> **STORED DATA**
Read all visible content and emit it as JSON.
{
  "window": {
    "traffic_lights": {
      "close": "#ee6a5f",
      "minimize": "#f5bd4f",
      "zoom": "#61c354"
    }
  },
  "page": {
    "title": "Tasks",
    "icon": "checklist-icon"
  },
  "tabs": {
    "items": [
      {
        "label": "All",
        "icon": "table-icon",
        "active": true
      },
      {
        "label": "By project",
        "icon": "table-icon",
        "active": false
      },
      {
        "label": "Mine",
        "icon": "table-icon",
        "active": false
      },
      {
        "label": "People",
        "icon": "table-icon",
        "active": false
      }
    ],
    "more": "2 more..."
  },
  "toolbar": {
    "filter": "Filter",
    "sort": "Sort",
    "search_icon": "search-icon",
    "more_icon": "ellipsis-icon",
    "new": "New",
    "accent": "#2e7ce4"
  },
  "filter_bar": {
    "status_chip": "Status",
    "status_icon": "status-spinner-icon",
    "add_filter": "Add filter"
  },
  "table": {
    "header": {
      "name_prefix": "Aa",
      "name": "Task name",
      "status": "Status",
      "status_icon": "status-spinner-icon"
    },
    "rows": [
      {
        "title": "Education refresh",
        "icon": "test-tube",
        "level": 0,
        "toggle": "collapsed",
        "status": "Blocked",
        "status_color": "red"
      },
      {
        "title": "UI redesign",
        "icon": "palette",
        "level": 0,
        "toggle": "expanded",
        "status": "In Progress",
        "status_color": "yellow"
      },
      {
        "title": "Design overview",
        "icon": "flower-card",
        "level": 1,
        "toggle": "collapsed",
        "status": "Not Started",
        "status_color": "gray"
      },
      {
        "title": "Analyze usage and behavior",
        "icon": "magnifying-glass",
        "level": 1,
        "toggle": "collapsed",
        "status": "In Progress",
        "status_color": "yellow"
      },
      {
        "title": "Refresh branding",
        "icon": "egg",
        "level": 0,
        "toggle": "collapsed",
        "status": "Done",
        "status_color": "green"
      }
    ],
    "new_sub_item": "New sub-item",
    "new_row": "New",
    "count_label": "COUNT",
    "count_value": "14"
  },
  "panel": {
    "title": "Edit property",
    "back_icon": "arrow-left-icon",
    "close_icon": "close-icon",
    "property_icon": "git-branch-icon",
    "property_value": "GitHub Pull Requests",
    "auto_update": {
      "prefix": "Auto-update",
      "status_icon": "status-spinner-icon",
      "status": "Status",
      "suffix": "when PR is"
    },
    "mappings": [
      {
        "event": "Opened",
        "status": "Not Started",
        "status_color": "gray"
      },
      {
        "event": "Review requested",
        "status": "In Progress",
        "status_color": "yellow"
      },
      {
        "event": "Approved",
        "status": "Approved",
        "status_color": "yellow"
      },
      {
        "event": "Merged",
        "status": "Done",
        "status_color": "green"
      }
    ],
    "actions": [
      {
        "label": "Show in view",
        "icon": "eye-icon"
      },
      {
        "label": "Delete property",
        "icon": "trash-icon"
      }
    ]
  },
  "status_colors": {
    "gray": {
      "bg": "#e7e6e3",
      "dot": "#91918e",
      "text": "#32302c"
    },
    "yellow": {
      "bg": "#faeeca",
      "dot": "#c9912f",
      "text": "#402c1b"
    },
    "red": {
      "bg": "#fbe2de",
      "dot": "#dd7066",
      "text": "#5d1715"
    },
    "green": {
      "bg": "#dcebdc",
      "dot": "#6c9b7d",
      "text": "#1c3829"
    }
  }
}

...

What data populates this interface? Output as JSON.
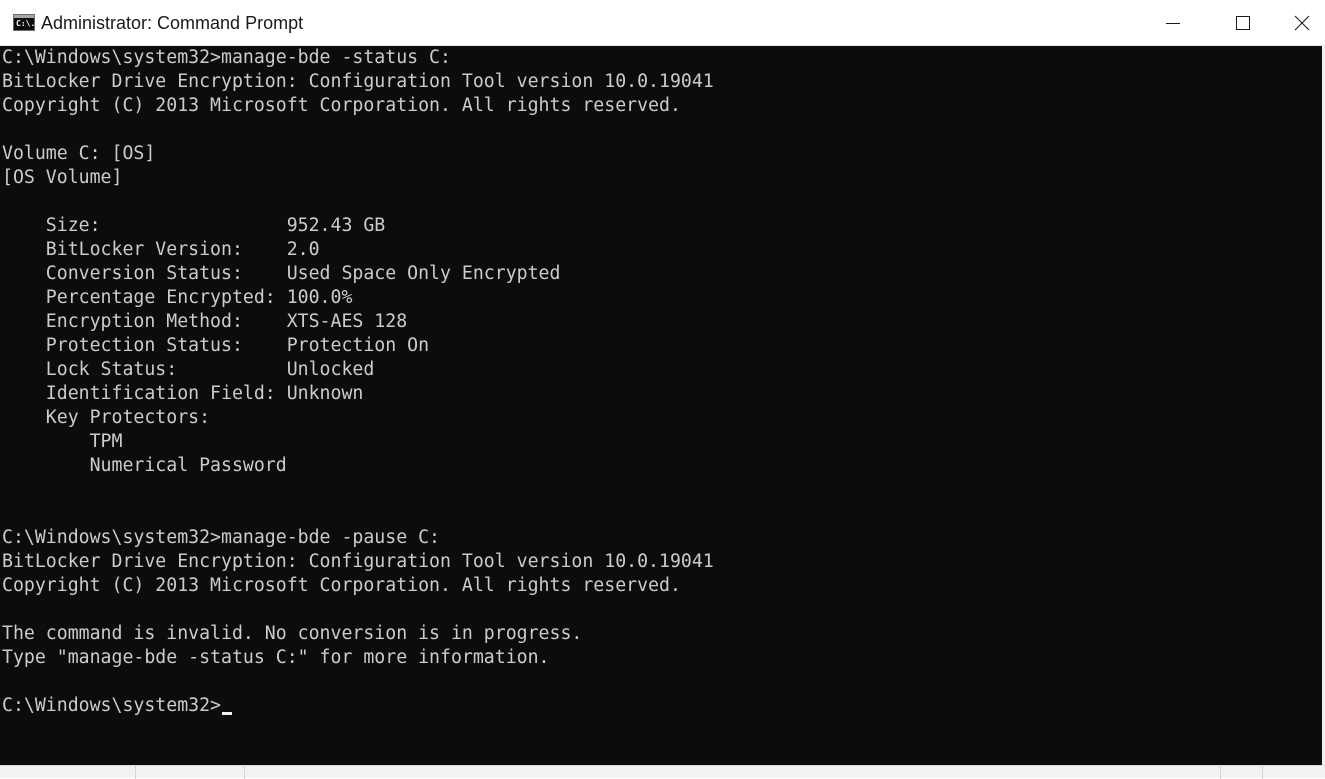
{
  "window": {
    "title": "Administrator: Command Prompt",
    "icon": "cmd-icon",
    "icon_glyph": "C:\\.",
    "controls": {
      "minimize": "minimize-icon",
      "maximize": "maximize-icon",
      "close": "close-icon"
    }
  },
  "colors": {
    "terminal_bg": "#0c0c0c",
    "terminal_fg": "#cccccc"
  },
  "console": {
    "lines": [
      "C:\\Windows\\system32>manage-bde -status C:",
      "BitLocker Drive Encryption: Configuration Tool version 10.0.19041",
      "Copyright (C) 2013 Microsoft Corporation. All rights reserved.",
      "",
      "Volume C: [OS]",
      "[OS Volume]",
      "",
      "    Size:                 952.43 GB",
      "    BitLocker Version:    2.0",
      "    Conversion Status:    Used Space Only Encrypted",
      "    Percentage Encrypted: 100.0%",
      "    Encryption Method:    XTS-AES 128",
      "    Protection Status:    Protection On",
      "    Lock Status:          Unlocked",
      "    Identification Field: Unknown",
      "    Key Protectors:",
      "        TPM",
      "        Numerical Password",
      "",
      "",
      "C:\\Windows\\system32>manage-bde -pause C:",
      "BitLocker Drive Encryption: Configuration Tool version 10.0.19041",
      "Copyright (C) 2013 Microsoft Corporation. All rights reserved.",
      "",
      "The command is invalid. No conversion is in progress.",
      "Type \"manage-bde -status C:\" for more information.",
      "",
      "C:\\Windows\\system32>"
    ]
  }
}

* * *

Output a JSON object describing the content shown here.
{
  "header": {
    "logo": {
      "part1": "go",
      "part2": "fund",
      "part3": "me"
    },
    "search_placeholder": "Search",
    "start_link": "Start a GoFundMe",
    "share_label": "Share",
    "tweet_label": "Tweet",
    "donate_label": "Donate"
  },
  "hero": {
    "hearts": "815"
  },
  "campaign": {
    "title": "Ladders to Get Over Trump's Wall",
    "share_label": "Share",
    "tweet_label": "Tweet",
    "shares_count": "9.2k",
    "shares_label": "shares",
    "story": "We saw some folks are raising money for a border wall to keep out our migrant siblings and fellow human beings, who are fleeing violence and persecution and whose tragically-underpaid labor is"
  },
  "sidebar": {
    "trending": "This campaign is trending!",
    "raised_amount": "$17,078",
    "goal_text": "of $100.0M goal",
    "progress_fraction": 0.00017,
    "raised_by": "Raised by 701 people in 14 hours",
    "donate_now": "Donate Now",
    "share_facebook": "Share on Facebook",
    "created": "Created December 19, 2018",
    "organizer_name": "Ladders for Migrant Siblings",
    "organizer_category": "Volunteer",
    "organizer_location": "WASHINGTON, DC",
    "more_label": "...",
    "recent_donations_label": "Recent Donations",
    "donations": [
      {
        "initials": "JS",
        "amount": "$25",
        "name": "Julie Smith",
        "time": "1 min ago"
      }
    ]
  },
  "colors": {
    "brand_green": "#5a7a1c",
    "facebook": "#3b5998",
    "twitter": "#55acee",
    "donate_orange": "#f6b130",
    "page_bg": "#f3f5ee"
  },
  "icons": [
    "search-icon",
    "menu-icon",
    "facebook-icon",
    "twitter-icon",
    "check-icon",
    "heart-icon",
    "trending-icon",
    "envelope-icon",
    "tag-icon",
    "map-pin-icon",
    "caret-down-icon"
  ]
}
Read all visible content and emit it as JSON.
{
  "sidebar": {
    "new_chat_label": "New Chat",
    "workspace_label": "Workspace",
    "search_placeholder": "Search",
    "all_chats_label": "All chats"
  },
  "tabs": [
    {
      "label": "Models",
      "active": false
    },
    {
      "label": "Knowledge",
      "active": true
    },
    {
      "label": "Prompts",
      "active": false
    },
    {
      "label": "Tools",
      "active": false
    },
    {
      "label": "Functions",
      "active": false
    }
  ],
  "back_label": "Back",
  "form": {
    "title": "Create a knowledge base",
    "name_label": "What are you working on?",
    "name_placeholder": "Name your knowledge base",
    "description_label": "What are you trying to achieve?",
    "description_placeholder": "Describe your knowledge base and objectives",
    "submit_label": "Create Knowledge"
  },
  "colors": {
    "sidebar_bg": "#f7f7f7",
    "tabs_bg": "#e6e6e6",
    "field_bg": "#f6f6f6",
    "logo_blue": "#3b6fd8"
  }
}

> **EXERCISE**
Pick out the lines above containing the word "JSON", then copy them.

> **WRITTEN RESPONSE**
Read all visible content and emit it as JSON.
What data populates this interface? Output as JSON.
Output a JSON object describing the content shown here.
Read all visible content and emit it as JSON.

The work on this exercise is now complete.